PROBLEM TO SOLVE ::
Search the listing below for "name". Copy each matching line.

RAW RECORDS ::
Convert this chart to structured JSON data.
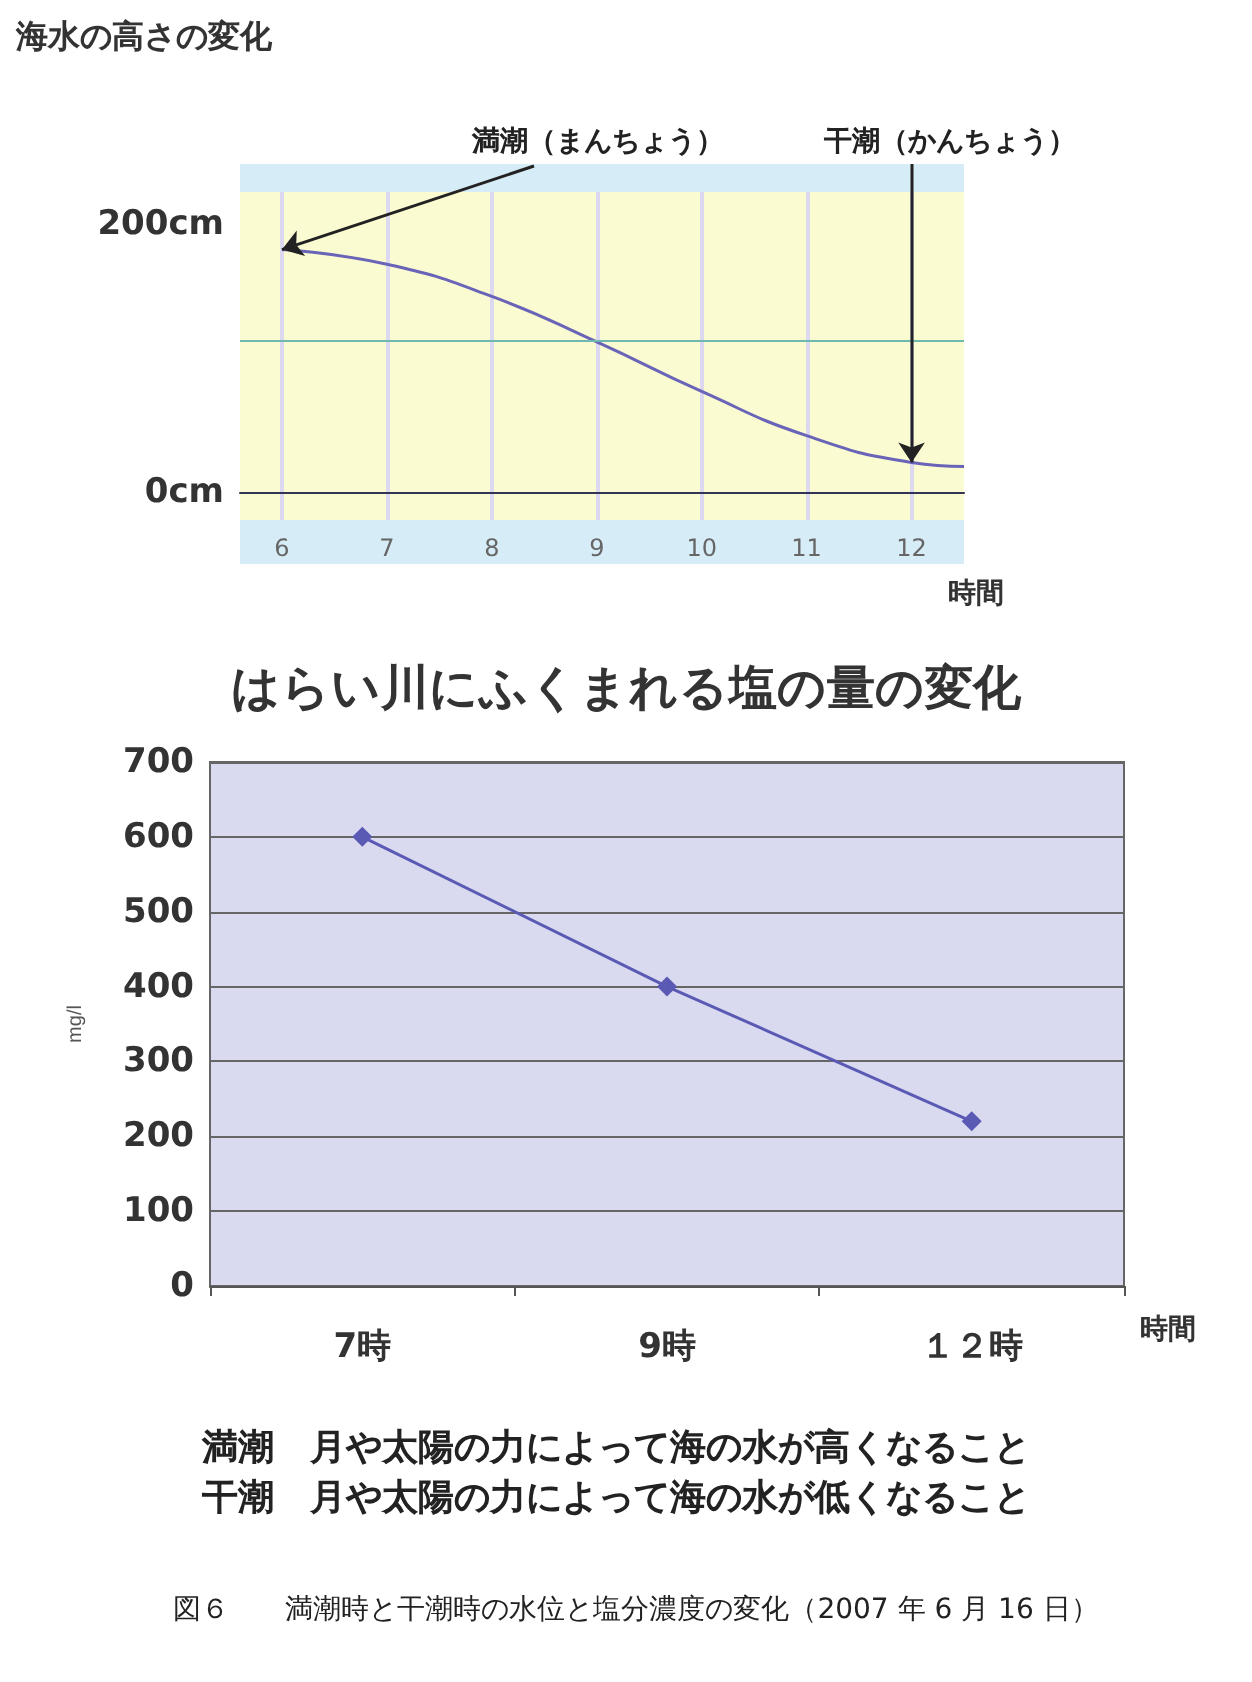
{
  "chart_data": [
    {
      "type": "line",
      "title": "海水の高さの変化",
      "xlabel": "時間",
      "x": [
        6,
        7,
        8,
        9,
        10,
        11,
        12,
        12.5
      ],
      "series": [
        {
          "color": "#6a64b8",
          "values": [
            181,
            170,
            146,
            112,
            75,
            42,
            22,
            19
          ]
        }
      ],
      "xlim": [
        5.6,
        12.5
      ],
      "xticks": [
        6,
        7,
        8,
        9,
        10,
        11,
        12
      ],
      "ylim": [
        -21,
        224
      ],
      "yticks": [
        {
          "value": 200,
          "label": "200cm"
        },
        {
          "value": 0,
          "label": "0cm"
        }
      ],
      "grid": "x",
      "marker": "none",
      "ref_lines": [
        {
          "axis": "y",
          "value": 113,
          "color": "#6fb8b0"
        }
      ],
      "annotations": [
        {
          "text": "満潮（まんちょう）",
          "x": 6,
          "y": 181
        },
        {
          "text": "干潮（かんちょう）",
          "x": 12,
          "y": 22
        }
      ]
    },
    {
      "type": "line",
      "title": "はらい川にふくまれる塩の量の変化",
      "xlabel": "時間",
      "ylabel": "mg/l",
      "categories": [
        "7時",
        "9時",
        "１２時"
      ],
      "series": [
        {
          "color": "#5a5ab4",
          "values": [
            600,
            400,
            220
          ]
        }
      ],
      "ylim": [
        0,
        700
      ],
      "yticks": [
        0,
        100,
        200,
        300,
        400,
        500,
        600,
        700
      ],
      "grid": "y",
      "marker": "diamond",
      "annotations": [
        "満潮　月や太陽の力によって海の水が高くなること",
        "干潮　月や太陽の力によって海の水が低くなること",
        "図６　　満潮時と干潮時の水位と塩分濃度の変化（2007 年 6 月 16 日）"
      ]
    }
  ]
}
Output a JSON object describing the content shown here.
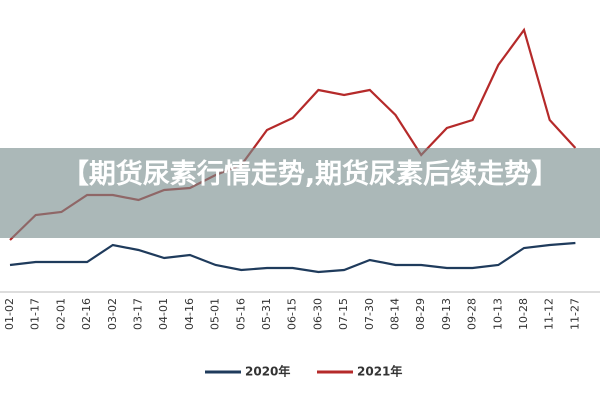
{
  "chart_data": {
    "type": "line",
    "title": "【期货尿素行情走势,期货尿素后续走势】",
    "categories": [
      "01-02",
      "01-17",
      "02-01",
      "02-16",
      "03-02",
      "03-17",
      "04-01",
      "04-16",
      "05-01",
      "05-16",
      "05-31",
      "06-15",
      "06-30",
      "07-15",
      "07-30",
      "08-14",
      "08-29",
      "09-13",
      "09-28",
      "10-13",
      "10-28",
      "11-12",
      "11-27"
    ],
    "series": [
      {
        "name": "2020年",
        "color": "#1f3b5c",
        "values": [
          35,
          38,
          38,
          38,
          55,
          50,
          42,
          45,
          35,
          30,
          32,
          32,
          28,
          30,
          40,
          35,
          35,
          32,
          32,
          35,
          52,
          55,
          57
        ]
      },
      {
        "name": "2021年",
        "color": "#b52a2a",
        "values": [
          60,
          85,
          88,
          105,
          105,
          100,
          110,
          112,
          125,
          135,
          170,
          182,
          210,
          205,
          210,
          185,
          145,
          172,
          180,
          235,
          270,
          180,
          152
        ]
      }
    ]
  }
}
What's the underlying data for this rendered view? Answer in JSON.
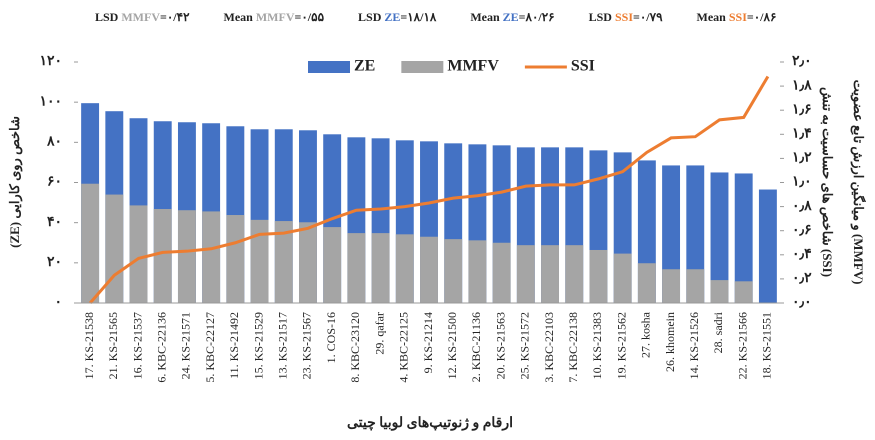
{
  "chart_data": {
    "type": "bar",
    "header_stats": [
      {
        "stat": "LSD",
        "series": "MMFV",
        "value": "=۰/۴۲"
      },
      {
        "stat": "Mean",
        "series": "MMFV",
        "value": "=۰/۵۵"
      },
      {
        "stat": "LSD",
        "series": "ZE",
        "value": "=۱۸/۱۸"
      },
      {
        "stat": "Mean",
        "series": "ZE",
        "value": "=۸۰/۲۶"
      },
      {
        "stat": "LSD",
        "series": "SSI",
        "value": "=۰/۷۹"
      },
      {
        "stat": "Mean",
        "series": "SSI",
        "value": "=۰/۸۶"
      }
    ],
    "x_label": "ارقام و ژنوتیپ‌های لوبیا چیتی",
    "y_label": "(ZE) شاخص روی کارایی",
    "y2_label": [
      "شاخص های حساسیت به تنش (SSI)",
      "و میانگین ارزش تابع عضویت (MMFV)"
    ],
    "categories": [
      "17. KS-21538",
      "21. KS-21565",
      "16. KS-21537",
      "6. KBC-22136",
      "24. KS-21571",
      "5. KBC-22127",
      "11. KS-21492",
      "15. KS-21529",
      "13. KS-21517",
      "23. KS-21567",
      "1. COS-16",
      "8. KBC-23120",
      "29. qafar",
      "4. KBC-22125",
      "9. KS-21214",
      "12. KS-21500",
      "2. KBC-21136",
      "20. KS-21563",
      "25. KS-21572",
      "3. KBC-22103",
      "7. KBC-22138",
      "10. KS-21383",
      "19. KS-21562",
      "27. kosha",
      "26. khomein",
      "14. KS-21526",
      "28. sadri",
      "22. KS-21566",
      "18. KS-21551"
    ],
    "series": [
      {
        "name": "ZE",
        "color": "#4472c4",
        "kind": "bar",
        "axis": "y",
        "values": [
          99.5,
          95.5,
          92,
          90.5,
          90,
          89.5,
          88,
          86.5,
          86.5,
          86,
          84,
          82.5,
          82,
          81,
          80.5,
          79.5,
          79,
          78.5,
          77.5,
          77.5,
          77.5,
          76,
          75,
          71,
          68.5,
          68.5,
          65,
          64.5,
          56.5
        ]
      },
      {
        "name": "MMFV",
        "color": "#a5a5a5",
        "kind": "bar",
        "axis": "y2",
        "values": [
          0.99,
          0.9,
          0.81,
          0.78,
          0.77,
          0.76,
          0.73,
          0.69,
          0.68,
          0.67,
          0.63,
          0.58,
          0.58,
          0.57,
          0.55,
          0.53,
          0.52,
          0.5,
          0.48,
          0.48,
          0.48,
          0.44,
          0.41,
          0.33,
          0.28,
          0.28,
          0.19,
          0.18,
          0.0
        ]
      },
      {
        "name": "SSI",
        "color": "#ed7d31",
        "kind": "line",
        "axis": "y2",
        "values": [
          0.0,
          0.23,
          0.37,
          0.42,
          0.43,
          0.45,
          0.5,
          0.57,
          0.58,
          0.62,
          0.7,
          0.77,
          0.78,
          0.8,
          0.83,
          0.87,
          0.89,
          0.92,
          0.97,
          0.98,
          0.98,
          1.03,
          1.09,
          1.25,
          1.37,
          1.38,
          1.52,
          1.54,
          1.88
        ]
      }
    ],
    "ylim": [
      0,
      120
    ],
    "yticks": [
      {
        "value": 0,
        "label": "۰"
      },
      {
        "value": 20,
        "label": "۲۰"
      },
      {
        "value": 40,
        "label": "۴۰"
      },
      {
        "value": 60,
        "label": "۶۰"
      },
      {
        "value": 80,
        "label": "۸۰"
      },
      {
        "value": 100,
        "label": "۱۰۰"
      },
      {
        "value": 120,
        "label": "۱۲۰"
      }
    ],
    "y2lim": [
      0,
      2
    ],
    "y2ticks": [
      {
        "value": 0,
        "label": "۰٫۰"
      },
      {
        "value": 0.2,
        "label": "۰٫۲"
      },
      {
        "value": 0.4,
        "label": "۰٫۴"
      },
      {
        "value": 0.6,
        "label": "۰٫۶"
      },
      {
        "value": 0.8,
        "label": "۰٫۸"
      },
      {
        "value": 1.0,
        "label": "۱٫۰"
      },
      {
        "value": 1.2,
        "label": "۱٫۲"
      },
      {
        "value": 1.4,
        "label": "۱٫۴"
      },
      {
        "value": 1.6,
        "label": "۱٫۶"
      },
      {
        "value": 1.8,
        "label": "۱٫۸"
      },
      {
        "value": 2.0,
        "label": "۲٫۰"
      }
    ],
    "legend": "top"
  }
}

TASK RESULT ::
        "name": "2020年",
        "name": "2021年",
        "name": "ZE",
        "name": "MMFV",
        "name": "SSI",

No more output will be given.